= Work to complete =
Repeat, exactly and completely, the entries shown underneath.

** start of Data shown **

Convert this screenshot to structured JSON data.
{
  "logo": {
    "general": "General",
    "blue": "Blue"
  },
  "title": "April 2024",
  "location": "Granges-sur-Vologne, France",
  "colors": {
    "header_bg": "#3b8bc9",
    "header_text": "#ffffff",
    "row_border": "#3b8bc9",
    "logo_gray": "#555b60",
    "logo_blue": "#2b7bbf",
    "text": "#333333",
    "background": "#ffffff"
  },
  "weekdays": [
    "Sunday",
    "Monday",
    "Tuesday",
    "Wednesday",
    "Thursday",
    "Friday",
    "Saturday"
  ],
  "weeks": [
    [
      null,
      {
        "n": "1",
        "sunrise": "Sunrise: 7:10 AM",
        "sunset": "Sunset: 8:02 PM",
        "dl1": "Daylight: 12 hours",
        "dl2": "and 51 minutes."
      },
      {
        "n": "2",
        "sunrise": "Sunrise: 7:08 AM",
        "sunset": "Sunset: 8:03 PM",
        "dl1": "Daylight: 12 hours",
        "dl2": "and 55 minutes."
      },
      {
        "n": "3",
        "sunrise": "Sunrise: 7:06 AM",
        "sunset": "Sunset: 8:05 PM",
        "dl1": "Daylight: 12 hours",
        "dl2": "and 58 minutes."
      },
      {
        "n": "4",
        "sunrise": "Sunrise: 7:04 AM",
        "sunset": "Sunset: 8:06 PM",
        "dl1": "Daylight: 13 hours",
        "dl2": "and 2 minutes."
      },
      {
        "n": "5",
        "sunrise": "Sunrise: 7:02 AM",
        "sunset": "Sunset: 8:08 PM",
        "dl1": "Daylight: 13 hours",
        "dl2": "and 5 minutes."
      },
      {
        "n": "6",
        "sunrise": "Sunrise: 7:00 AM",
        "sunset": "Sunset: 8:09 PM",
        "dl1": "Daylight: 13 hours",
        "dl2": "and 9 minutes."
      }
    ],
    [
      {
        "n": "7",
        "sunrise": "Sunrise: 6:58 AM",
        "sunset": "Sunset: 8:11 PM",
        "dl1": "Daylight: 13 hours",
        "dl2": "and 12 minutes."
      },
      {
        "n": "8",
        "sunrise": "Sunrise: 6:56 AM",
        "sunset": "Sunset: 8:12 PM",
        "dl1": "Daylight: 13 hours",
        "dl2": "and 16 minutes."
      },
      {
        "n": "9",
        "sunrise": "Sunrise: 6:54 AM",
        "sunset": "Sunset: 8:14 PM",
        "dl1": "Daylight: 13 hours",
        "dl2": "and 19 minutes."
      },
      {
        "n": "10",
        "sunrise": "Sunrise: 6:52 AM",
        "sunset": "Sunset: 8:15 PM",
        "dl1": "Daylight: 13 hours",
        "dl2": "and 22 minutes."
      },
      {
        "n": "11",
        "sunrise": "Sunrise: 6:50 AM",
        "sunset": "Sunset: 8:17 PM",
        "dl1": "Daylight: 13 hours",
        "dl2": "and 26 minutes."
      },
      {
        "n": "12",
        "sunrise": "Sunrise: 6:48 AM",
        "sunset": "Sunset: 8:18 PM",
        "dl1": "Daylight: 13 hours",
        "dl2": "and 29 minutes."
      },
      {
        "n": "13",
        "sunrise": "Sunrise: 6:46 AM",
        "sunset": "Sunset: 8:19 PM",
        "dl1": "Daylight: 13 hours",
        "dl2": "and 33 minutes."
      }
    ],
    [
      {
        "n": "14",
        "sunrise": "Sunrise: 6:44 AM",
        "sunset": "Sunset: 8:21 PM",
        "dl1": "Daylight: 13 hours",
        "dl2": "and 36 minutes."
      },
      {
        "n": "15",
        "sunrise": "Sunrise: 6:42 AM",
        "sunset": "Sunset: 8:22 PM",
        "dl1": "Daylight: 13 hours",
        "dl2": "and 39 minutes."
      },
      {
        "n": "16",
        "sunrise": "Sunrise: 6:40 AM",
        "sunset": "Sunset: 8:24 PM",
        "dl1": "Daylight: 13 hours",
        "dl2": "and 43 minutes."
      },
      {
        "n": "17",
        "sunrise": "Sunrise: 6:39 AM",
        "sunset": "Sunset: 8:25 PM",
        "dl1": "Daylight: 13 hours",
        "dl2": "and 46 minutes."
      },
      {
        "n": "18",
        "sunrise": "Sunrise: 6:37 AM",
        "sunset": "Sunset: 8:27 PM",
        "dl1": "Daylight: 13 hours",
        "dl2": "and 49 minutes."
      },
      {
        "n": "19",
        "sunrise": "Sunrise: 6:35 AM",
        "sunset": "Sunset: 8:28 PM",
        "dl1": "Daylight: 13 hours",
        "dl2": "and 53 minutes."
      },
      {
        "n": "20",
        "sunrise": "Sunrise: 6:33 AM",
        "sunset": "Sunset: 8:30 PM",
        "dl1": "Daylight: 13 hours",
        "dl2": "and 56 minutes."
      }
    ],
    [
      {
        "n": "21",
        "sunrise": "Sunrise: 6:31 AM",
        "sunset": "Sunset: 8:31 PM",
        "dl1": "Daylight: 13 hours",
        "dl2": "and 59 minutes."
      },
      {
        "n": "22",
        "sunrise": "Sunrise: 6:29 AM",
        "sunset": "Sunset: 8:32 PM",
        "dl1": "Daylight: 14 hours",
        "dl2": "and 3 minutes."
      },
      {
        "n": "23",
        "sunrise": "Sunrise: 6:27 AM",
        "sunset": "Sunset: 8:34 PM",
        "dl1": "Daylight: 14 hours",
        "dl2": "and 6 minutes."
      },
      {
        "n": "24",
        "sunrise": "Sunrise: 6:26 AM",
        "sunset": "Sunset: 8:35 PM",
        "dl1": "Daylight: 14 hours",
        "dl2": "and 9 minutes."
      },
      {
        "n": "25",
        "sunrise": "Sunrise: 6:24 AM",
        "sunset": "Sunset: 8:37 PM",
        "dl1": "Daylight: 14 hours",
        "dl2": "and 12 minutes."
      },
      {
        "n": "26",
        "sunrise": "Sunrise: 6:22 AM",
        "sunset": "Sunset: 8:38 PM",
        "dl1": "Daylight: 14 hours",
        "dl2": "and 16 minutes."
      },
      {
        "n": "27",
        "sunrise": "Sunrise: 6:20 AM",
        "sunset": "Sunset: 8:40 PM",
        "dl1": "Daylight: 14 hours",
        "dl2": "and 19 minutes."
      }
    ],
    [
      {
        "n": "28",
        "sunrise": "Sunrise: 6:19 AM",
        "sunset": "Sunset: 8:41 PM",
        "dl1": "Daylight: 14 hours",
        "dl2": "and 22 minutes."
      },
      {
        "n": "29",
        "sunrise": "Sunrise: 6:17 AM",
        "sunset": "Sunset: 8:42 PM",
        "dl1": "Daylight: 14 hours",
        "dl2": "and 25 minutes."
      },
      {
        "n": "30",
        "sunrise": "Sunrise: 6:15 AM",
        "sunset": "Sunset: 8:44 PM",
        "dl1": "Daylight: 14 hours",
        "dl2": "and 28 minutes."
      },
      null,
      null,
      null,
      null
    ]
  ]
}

** end of Data shown **

= Answer to the problem =
Convert this screenshot to structured JSON data.
{
  "logo": {
    "general": "General",
    "blue": "Blue"
  },
  "title": "April 2024",
  "location": "Granges-sur-Vologne, France",
  "colors": {
    "header_bg": "#3b8bc9",
    "header_text": "#ffffff",
    "row_border": "#3b8bc9",
    "logo_gray": "#555b60",
    "logo_blue": "#2b7bbf",
    "text": "#333333",
    "background": "#ffffff"
  },
  "weekdays": [
    "Sunday",
    "Monday",
    "Tuesday",
    "Wednesday",
    "Thursday",
    "Friday",
    "Saturday"
  ],
  "weeks": [
    [
      null,
      {
        "n": "1",
        "sunrise": "Sunrise: 7:10 AM",
        "sunset": "Sunset: 8:02 PM",
        "dl1": "Daylight: 12 hours",
        "dl2": "and 51 minutes."
      },
      {
        "n": "2",
        "sunrise": "Sunrise: 7:08 AM",
        "sunset": "Sunset: 8:03 PM",
        "dl1": "Daylight: 12 hours",
        "dl2": "and 55 minutes."
      },
      {
        "n": "3",
        "sunrise": "Sunrise: 7:06 AM",
        "sunset": "Sunset: 8:05 PM",
        "dl1": "Daylight: 12 hours",
        "dl2": "and 58 minutes."
      },
      {
        "n": "4",
        "sunrise": "Sunrise: 7:04 AM",
        "sunset": "Sunset: 8:06 PM",
        "dl1": "Daylight: 13 hours",
        "dl2": "and 2 minutes."
      },
      {
        "n": "5",
        "sunrise": "Sunrise: 7:02 AM",
        "sunset": "Sunset: 8:08 PM",
        "dl1": "Daylight: 13 hours",
        "dl2": "and 5 minutes."
      },
      {
        "n": "6",
        "sunrise": "Sunrise: 7:00 AM",
        "sunset": "Sunset: 8:09 PM",
        "dl1": "Daylight: 13 hours",
        "dl2": "and 9 minutes."
      }
    ],
    [
      {
        "n": "7",
        "sunrise": "Sunrise: 6:58 AM",
        "sunset": "Sunset: 8:11 PM",
        "dl1": "Daylight: 13 hours",
        "dl2": "and 12 minutes."
      },
      {
        "n": "8",
        "sunrise": "Sunrise: 6:56 AM",
        "sunset": "Sunset: 8:12 PM",
        "dl1": "Daylight: 13 hours",
        "dl2": "and 16 minutes."
      },
      {
        "n": "9",
        "sunrise": "Sunrise: 6:54 AM",
        "sunset": "Sunset: 8:14 PM",
        "dl1": "Daylight: 13 hours",
        "dl2": "and 19 minutes."
      },
      {
        "n": "10",
        "sunrise": "Sunrise: 6:52 AM",
        "sunset": "Sunset: 8:15 PM",
        "dl1": "Daylight: 13 hours",
        "dl2": "and 22 minutes."
      },
      {
        "n": "11",
        "sunrise": "Sunrise: 6:50 AM",
        "sunset": "Sunset: 8:17 PM",
        "dl1": "Daylight: 13 hours",
        "dl2": "and 26 minutes."
      },
      {
        "n": "12",
        "sunrise": "Sunrise: 6:48 AM",
        "sunset": "Sunset: 8:18 PM",
        "dl1": "Daylight: 13 hours",
        "dl2": "and 29 minutes."
      },
      {
        "n": "13",
        "sunrise": "Sunrise: 6:46 AM",
        "sunset": "Sunset: 8:19 PM",
        "dl1": "Daylight: 13 hours",
        "dl2": "and 33 minutes."
      }
    ],
    [
      {
        "n": "14",
        "sunrise": "Sunrise: 6:44 AM",
        "sunset": "Sunset: 8:21 PM",
        "dl1": "Daylight: 13 hours",
        "dl2": "and 36 minutes."
      },
      {
        "n": "15",
        "sunrise": "Sunrise: 6:42 AM",
        "sunset": "Sunset: 8:22 PM",
        "dl1": "Daylight: 13 hours",
        "dl2": "and 39 minutes."
      },
      {
        "n": "16",
        "sunrise": "Sunrise: 6:40 AM",
        "sunset": "Sunset: 8:24 PM",
        "dl1": "Daylight: 13 hours",
        "dl2": "and 43 minutes."
      },
      {
        "n": "17",
        "sunrise": "Sunrise: 6:39 AM",
        "sunset": "Sunset: 8:25 PM",
        "dl1": "Daylight: 13 hours",
        "dl2": "and 46 minutes."
      },
      {
        "n": "18",
        "sunrise": "Sunrise: 6:37 AM",
        "sunset": "Sunset: 8:27 PM",
        "dl1": "Daylight: 13 hours",
        "dl2": "and 49 minutes."
      },
      {
        "n": "19",
        "sunrise": "Sunrise: 6:35 AM",
        "sunset": "Sunset: 8:28 PM",
        "dl1": "Daylight: 13 hours",
        "dl2": "and 53 minutes."
      },
      {
        "n": "20",
        "sunrise": "Sunrise: 6:33 AM",
        "sunset": "Sunset: 8:30 PM",
        "dl1": "Daylight: 13 hours",
        "dl2": "and 56 minutes."
      }
    ],
    [
      {
        "n": "21",
        "sunrise": "Sunrise: 6:31 AM",
        "sunset": "Sunset: 8:31 PM",
        "dl1": "Daylight: 13 hours",
        "dl2": "and 59 minutes."
      },
      {
        "n": "22",
        "sunrise": "Sunrise: 6:29 AM",
        "sunset": "Sunset: 8:32 PM",
        "dl1": "Daylight: 14 hours",
        "dl2": "and 3 minutes."
      },
      {
        "n": "23",
        "sunrise": "Sunrise: 6:27 AM",
        "sunset": "Sunset: 8:34 PM",
        "dl1": "Daylight: 14 hours",
        "dl2": "and 6 minutes."
      },
      {
        "n": "24",
        "sunrise": "Sunrise: 6:26 AM",
        "sunset": "Sunset: 8:35 PM",
        "dl1": "Daylight: 14 hours",
        "dl2": "and 9 minutes."
      },
      {
        "n": "25",
        "sunrise": "Sunrise: 6:24 AM",
        "sunset": "Sunset: 8:37 PM",
        "dl1": "Daylight: 14 hours",
        "dl2": "and 12 minutes."
      },
      {
        "n": "26",
        "sunrise": "Sunrise: 6:22 AM",
        "sunset": "Sunset: 8:38 PM",
        "dl1": "Daylight: 14 hours",
        "dl2": "and 16 minutes."
      },
      {
        "n": "27",
        "sunrise": "Sunrise: 6:20 AM",
        "sunset": "Sunset: 8:40 PM",
        "dl1": "Daylight: 14 hours",
        "dl2": "and 19 minutes."
      }
    ],
    [
      {
        "n": "28",
        "sunrise": "Sunrise: 6:19 AM",
        "sunset": "Sunset: 8:41 PM",
        "dl1": "Daylight: 14 hours",
        "dl2": "and 22 minutes."
      },
      {
        "n": "29",
        "sunrise": "Sunrise: 6:17 AM",
        "sunset": "Sunset: 8:42 PM",
        "dl1": "Daylight: 14 hours",
        "dl2": "and 25 minutes."
      },
      {
        "n": "30",
        "sunrise": "Sunrise: 6:15 AM",
        "sunset": "Sunset: 8:44 PM",
        "dl1": "Daylight: 14 hours",
        "dl2": "and 28 minutes."
      },
      null,
      null,
      null,
      null
    ]
  ]
}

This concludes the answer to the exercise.